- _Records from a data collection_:
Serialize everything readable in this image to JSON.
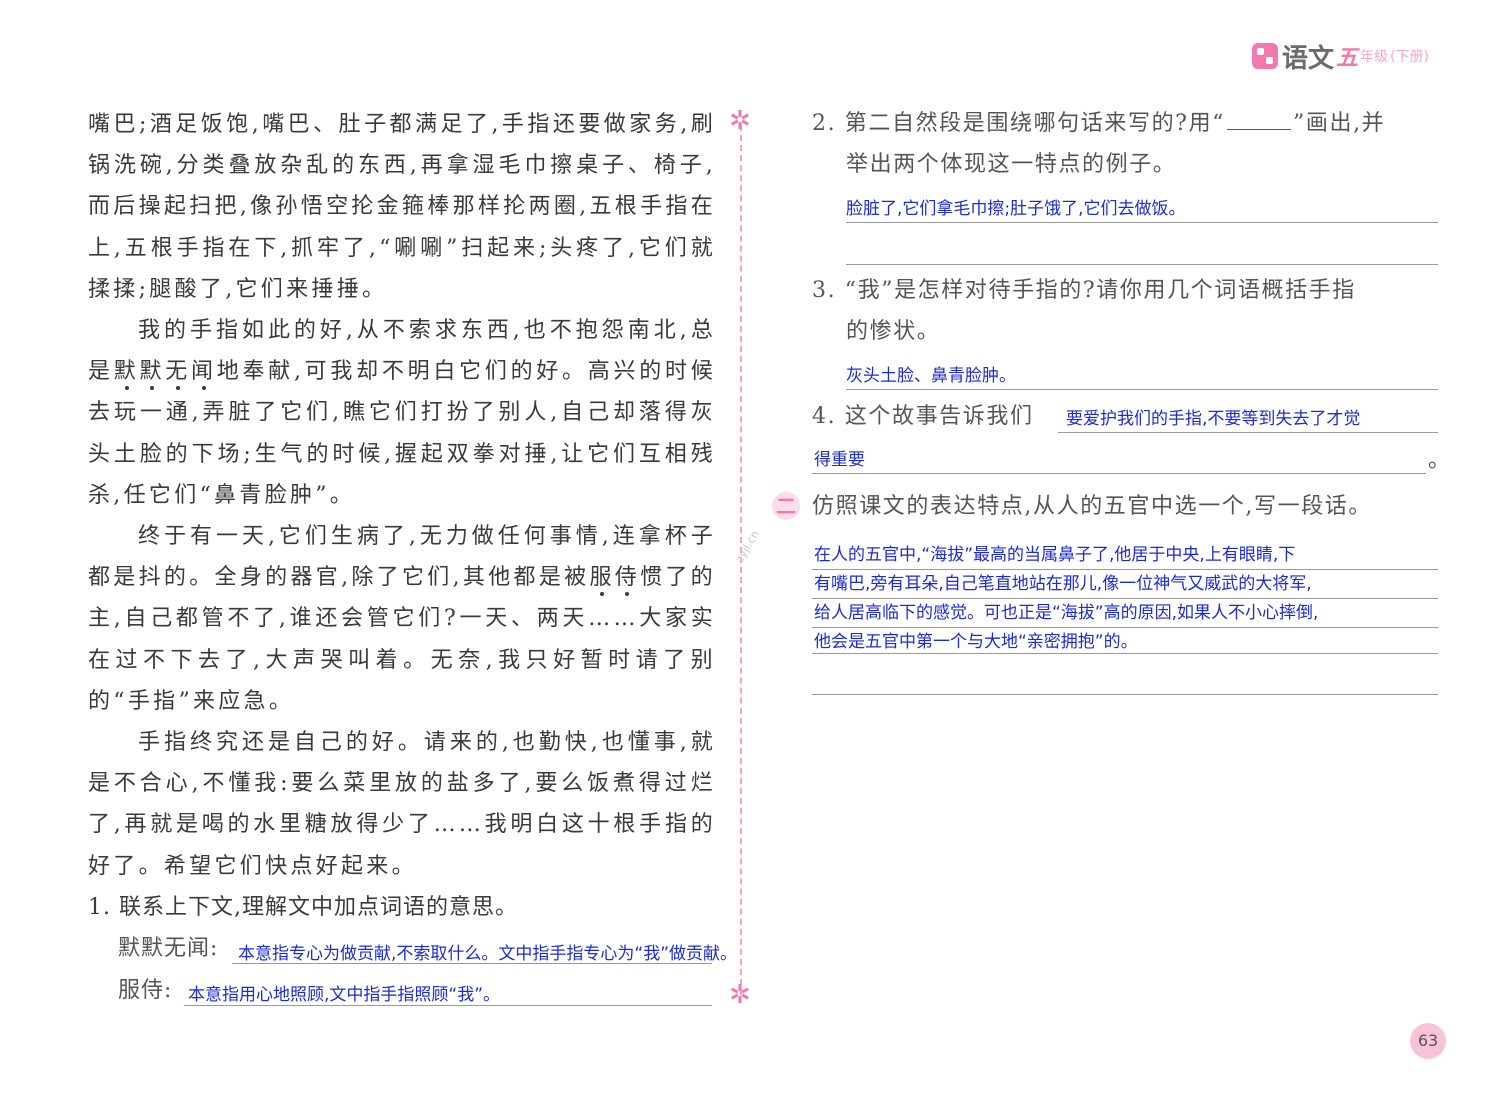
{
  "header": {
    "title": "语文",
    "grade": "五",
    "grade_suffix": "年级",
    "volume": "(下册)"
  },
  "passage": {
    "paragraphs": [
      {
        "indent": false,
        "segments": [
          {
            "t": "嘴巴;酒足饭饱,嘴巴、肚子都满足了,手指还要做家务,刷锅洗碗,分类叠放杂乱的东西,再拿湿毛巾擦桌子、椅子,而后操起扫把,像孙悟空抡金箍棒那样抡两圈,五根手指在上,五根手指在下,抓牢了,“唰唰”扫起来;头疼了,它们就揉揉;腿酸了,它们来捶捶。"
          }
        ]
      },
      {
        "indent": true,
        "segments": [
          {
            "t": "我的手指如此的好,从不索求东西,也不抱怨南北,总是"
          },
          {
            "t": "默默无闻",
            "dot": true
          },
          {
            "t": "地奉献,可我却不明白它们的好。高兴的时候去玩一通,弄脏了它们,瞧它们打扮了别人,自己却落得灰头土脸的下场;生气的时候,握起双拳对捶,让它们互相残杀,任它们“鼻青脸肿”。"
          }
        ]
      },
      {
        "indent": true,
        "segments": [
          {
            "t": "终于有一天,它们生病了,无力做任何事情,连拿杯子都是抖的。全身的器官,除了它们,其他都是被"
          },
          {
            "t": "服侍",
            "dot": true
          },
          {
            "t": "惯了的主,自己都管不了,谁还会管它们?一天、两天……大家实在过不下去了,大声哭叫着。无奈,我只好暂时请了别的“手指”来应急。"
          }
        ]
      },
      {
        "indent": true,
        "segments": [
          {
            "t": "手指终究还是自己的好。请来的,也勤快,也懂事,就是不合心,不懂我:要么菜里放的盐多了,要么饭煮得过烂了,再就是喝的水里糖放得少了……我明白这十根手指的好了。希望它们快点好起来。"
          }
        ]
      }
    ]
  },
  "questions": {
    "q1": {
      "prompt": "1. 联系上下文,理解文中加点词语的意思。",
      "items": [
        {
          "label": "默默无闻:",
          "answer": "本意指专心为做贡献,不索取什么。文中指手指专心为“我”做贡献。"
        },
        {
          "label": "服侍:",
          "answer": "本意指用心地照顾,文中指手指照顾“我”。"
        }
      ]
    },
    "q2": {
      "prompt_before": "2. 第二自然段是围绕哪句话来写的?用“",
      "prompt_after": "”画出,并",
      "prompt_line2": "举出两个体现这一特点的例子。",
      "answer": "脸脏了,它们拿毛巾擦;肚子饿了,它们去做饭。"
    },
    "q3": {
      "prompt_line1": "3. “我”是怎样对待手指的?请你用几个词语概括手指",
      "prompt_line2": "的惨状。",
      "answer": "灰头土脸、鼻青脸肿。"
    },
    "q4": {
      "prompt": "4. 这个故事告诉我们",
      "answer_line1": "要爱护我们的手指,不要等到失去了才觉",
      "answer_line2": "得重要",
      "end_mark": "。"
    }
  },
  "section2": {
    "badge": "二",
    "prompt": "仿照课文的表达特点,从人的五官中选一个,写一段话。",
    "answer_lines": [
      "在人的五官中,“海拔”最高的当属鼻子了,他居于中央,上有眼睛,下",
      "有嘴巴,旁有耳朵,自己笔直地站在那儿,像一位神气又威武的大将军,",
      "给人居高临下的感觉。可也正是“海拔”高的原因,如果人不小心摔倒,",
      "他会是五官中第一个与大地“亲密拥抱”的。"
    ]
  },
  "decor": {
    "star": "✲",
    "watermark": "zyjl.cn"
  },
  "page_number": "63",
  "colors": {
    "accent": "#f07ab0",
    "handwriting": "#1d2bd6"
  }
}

- _Problem to solve_: Write the entries above out again exactly, but not the pictures.

- _Written reply_:
Serialize everything readable in this image to JSON.
{
  "header": {
    "title": "语文",
    "grade": "五",
    "grade_suffix": "年级",
    "volume": "(下册)"
  },
  "passage": {
    "paragraphs": [
      {
        "indent": false,
        "segments": [
          {
            "t": "嘴巴;酒足饭饱,嘴巴、肚子都满足了,手指还要做家务,刷锅洗碗,分类叠放杂乱的东西,再拿湿毛巾擦桌子、椅子,而后操起扫把,像孙悟空抡金箍棒那样抡两圈,五根手指在上,五根手指在下,抓牢了,“唰唰”扫起来;头疼了,它们就揉揉;腿酸了,它们来捶捶。"
          }
        ]
      },
      {
        "indent": true,
        "segments": [
          {
            "t": "我的手指如此的好,从不索求东西,也不抱怨南北,总是"
          },
          {
            "t": "默默无闻",
            "dot": true
          },
          {
            "t": "地奉献,可我却不明白它们的好。高兴的时候去玩一通,弄脏了它们,瞧它们打扮了别人,自己却落得灰头土脸的下场;生气的时候,握起双拳对捶,让它们互相残杀,任它们“鼻青脸肿”。"
          }
        ]
      },
      {
        "indent": true,
        "segments": [
          {
            "t": "终于有一天,它们生病了,无力做任何事情,连拿杯子都是抖的。全身的器官,除了它们,其他都是被"
          },
          {
            "t": "服侍",
            "dot": true
          },
          {
            "t": "惯了的主,自己都管不了,谁还会管它们?一天、两天……大家实在过不下去了,大声哭叫着。无奈,我只好暂时请了别的“手指”来应急。"
          }
        ]
      },
      {
        "indent": true,
        "segments": [
          {
            "t": "手指终究还是自己的好。请来的,也勤快,也懂事,就是不合心,不懂我:要么菜里放的盐多了,要么饭煮得过烂了,再就是喝的水里糖放得少了……我明白这十根手指的好了。希望它们快点好起来。"
          }
        ]
      }
    ]
  },
  "questions": {
    "q1": {
      "prompt": "1. 联系上下文,理解文中加点词语的意思。",
      "items": [
        {
          "label": "默默无闻:",
          "answer": "本意指专心为做贡献,不索取什么。文中指手指专心为“我”做贡献。"
        },
        {
          "label": "服侍:",
          "answer": "本意指用心地照顾,文中指手指照顾“我”。"
        }
      ]
    },
    "q2": {
      "prompt_before": "2. 第二自然段是围绕哪句话来写的?用“",
      "prompt_after": "”画出,并",
      "prompt_line2": "举出两个体现这一特点的例子。",
      "answer": "脸脏了,它们拿毛巾擦;肚子饿了,它们去做饭。"
    },
    "q3": {
      "prompt_line1": "3. “我”是怎样对待手指的?请你用几个词语概括手指",
      "prompt_line2": "的惨状。",
      "answer": "灰头土脸、鼻青脸肿。"
    },
    "q4": {
      "prompt": "4. 这个故事告诉我们",
      "answer_line1": "要爱护我们的手指,不要等到失去了才觉",
      "answer_line2": "得重要",
      "end_mark": "。"
    }
  },
  "section2": {
    "badge": "二",
    "prompt": "仿照课文的表达特点,从人的五官中选一个,写一段话。",
    "answer_lines": [
      "在人的五官中,“海拔”最高的当属鼻子了,他居于中央,上有眼睛,下",
      "有嘴巴,旁有耳朵,自己笔直地站在那儿,像一位神气又威武的大将军,",
      "给人居高临下的感觉。可也正是“海拔”高的原因,如果人不小心摔倒,",
      "他会是五官中第一个与大地“亲密拥抱”的。"
    ]
  },
  "decor": {
    "star": "✲",
    "watermark": "zyjl.cn"
  },
  "page_number": "63",
  "colors": {
    "accent": "#f07ab0",
    "handwriting": "#1d2bd6"
  }
}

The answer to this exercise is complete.